Image records of document pages

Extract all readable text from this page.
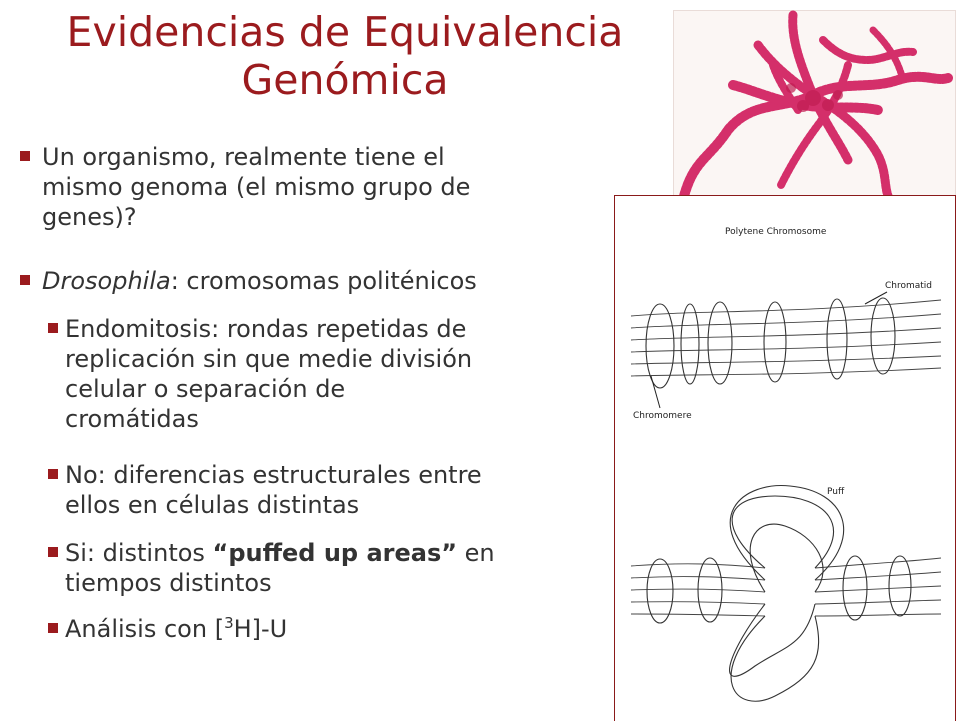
Evidencias de Equivalencia
Genómica
Polytene Chromosome
Chromatid
Chromomere
Puff
Un organismo, realmente tiene el
mismo genoma (el mismo grupo de
genes)?
Drosophila: cromosomas politénicos
Endomitosis: rondas repetidas de
replicación sin que medie división
celular o separación de
cromátidas
No: diferencias estructurales entre
ellos en células distintas
Si: distintos “puffed up areas” en
tiempos distintos
Análisis con [$^3$H]-U
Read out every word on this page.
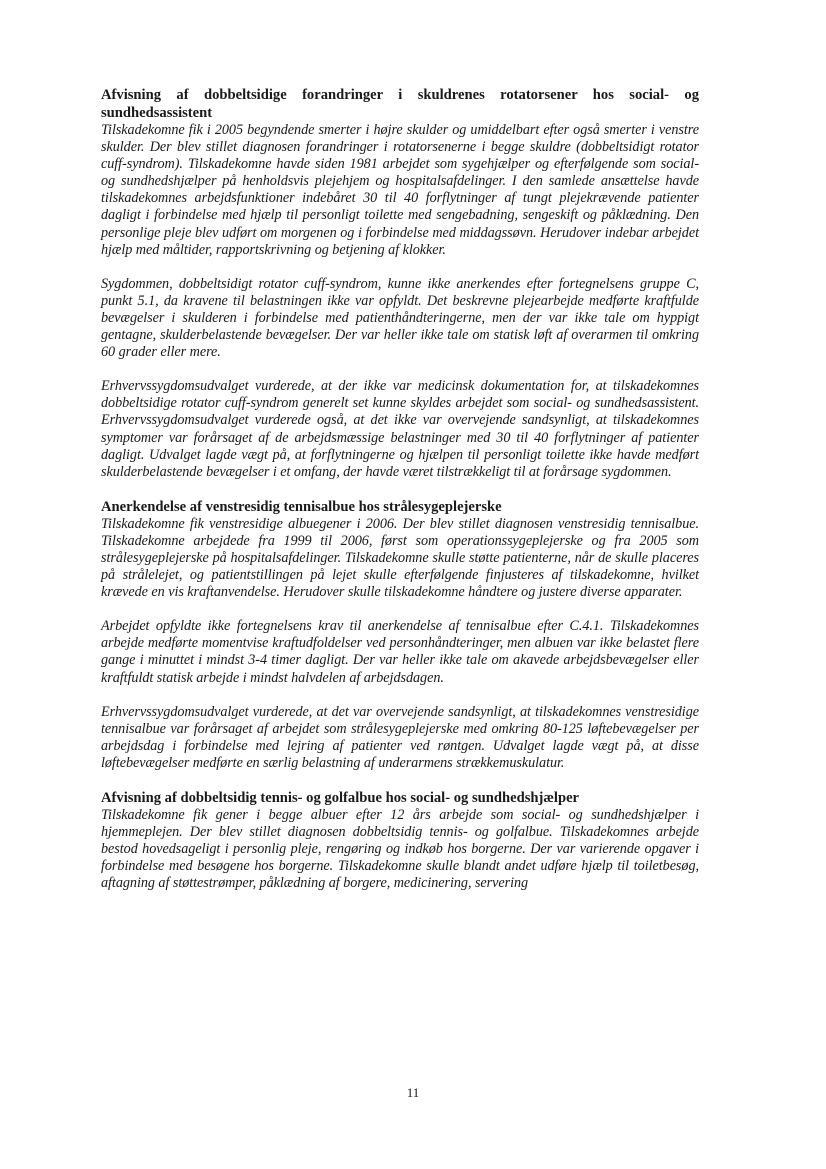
Afvisning af dobbeltsidige forandringer i skuldrenes rotatorsener hos social- og sundhedsassistent

Tilskadekomne fik i 2005 begyndende smerter i højre skulder og umiddelbart efter også smerter i venstre skulder. Der blev stillet diagnosen forandringer i rotatorsenerne i begge skuldre (dobbeltsidigt rotator cuff-syndrom). Tilskadekomne havde siden 1981 arbejdet som sygehjælper og efterfølgende som social- og sundhedshjælper på henholdsvis plejehjem og hospitalsafdelinger. I den samlede ansættelse havde tilskadekomnes arbejdsfunktioner indebåret 30 til 40 forflytninger af tungt plejekrævende patienter dagligt i forbindelse med hjælp til personligt toilette med sengebadning, sengeskift og påklædning. Den personlige pleje blev udført om morgenen og i forbindelse med middagssøvn. Herudover indebar arbejdet hjælp med måltider, rapportskrivning og betjening af klokker.

Sygdommen, dobbeltsidigt rotator cuff-syndrom, kunne ikke anerkendes efter fortegnelsens gruppe C, punkt 5.1, da kravene til belastningen ikke var opfyldt. Det beskrevne plejearbejde medførte kraftfulde bevægelser i skulderen i forbindelse med patienthåndteringerne, men der var ikke tale om hyppigt gentagne, skulderbelastende bevægelser. Der var heller ikke tale om statisk løft af overarmen til omkring 60 grader eller mere.

Erhvervssygdomsudvalget vurderede, at der ikke var medicinsk dokumentation for, at tilskadekomnes dobbeltsidige rotator cuff-syndrom generelt set kunne skyldes arbejdet som social- og sundhedsassistent. Erhvervssygdomsudvalget vurderede også, at det ikke var overvejende sandsynligt, at tilskadekomnes symptomer var forårsaget af de arbejdsmæssige belastninger med 30 til 40 forflytninger af patienter dagligt. Udvalget lagde vægt på, at forflytningerne og hjælpen til personligt toilette ikke havde medført skulderbelastende bevægelser i et omfang, der havde været tilstrækkeligt til at forårsage sygdommen.

Anerkendelse af venstresidig tennisalbue hos strålesygeplejerske

Tilskadekomne fik venstresidige albuegener i 2006. Der blev stillet diagnosen venstresidig tennisalbue. Tilskadekomne arbejdede fra 1999 til 2006, først som operationssygeplejerske og fra 2005 som strålesygeplejerske på hospitalsafdelinger. Tilskadekomne skulle støtte patienterne, når de skulle placeres på strålelejet, og patientstillingen på lejet skulle efterfølgende finjusteres af tilskadekomne, hvilket krævede en vis kraftanvendelse. Herudover skulle tilskadekomne håndtere og justere diverse apparater.

Arbejdet opfyldte ikke fortegnelsens krav til anerkendelse af tennisalbue efter C.4.1. Tilskadekomnes arbejde medførte momentvise kraftudfoldelser ved personhåndteringer, men albuen var ikke belastet flere gange i minuttet i mindst 3-4 timer dagligt. Der var heller ikke tale om akavede arbejdsbevægelser eller kraftfuldt statisk arbejde i mindst halvdelen af arbejdsdagen.

Erhvervssygdomsudvalget vurderede, at det var overvejende sandsynligt, at tilskadekomnes venstresidige tennisalbue var forårsaget af arbejdet som strålesygeplejerske med omkring 80-125 løftebevægelser per arbejdsdag i forbindelse med lejring af patienter ved røntgen. Udvalget lagde vægt på, at disse løftebevægelser medførte en særlig belastning af underarmens strækkemuskulatur.

Afvisning af dobbeltsidig tennis- og golfalbue hos social- og sundhedshjælper

Tilskadekomne fik gener i begge albuer efter 12 års arbejde som social- og sundhedshjælper i hjemmeplejen. Der blev stillet diagnosen dobbeltsidig tennis- og golfalbue. Tilskadekomnes arbejde bestod hovedsageligt i personlig pleje, rengøring og indkøb hos borgerne. Der var varierende opgaver i forbindelse med besøgene hos borgerne. Tilskadekomne skulle blandt andet udføre hjælp til toiletbesøg, aftagning af støttestrømper, påklædning af borgere, medicinering, servering

11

§ **Exercise description**
Please repeat every record above exactly, but leave out the pictures.

§ **Result below**
Extract all readable text from this page.
Evidencias de Equivalencia
Genómica
Polytene Chromosome
Chromatid
Chromomere
Puff
Un organismo, realmente tiene el
mismo genoma (el mismo grupo de
genes)?
Drosophila: cromosomas politénicos
Endomitosis: rondas repetidas de
replicación sin que medie división
celular o separación de
cromátidas
No: diferencias estructurales entre
ellos en células distintas
Si: distintos “puffed up areas” en
tiempos distintos
Análisis con [$^3$H]-U
Read out every word on this page.
Afvisning af dobbeltsidige forandringer i skuldrenes rotatorsener hos social- og sundhedsassistent

Tilskadekomne fik i 2005 begyndende smerter i højre skulder og umiddelbart efter også smerter i venstre skulder. Der blev stillet diagnosen forandringer i rotatorsenerne i begge skuldre (dobbeltsidigt rotator cuff-syndrom). Tilskadekomne havde siden 1981 arbejdet som sygehjælper og efterfølgende som social- og sundhedshjælper på henholdsvis plejehjem og hospitalsafdelinger. I den samlede ansættelse havde tilskadekomnes arbejdsfunktioner indebåret 30 til 40 forflytninger af tungt plejekrævende patienter dagligt i forbindelse med hjælp til personligt toilette med sengebadning, sengeskift og påklædning. Den personlige pleje blev udført om morgenen og i forbindelse med middagssøvn. Herudover indebar arbejdet hjælp med måltider, rapportskrivning og betjening af klokker.

Sygdommen, dobbeltsidigt rotator cuff-syndrom, kunne ikke anerkendes efter fortegnelsens gruppe C, punkt 5.1, da kravene til belastningen ikke var opfyldt. Det beskrevne plejearbejde medførte kraftfulde bevægelser i skulderen i forbindelse med patienthåndteringerne, men der var ikke tale om hyppigt gentagne, skulderbelastende bevægelser. Der var heller ikke tale om statisk løft af overarmen til omkring 60 grader eller mere.

Erhvervssygdomsudvalget vurderede, at der ikke var medicinsk dokumentation for, at tilskadekomnes dobbeltsidige rotator cuff-syndrom generelt set kunne skyldes arbejdet som social- og sundhedsassistent. Erhvervssygdomsudvalget vurderede også, at det ikke var overvejende sandsynligt, at tilskadekomnes symptomer var forårsaget af de arbejdsmæssige belastninger med 30 til 40 forflytninger af patienter dagligt. Udvalget lagde vægt på, at forflytningerne og hjælpen til personligt toilette ikke havde medført skulderbelastende bevægelser i et omfang, der havde været tilstrækkeligt til at forårsage sygdommen.

Anerkendelse af venstresidig tennisalbue hos strålesygeplejerske

Tilskadekomne fik venstresidige albuegener i 2006. Der blev stillet diagnosen venstresidig tennisalbue. Tilskadekomne arbejdede fra 1999 til 2006, først som operationssygeplejerske og fra 2005 som strålesygeplejerske på hospitalsafdelinger. Tilskadekomne skulle støtte patienterne, når de skulle placeres på strålelejet, og patientstillingen på lejet skulle efterfølgende finjusteres af tilskadekomne, hvilket krævede en vis kraftanvendelse. Herudover skulle tilskadekomne håndtere og justere diverse apparater.

Arbejdet opfyldte ikke fortegnelsens krav til anerkendelse af tennisalbue efter C.4.1. Tilskadekomnes arbejde medførte momentvise kraftudfoldelser ved personhåndteringer, men albuen var ikke belastet flere gange i minuttet i mindst 3-4 timer dagligt. Der var heller ikke tale om akavede arbejdsbevægelser eller kraftfuldt statisk arbejde i mindst halvdelen af arbejdsdagen.

Erhvervssygdomsudvalget vurderede, at det var overvejende sandsynligt, at tilskadekomnes venstresidige tennisalbue var forårsaget af arbejdet som strålesygeplejerske med omkring 80-125 løftebevægelser per arbejdsdag i forbindelse med lejring af patienter ved røntgen. Udvalget lagde vægt på, at disse løftebevægelser medførte en særlig belastning af underarmens strækkemuskulatur.

Afvisning af dobbeltsidig tennis- og golfalbue hos social- og sundhedshjælper

Tilskadekomne fik gener i begge albuer efter 12 års arbejde som social- og sundhedshjælper i hjemmeplejen. Der blev stillet diagnosen dobbeltsidig tennis- og golfalbue. Tilskadekomnes arbejde bestod hovedsageligt i personlig pleje, rengøring og indkøb hos borgerne. Der var varierende opgaver i forbindelse med besøgene hos borgerne. Tilskadekomne skulle blandt andet udføre hjælp til toiletbesøg, aftagning af støttestrømper, påklædning af borgere, medicinering, servering

11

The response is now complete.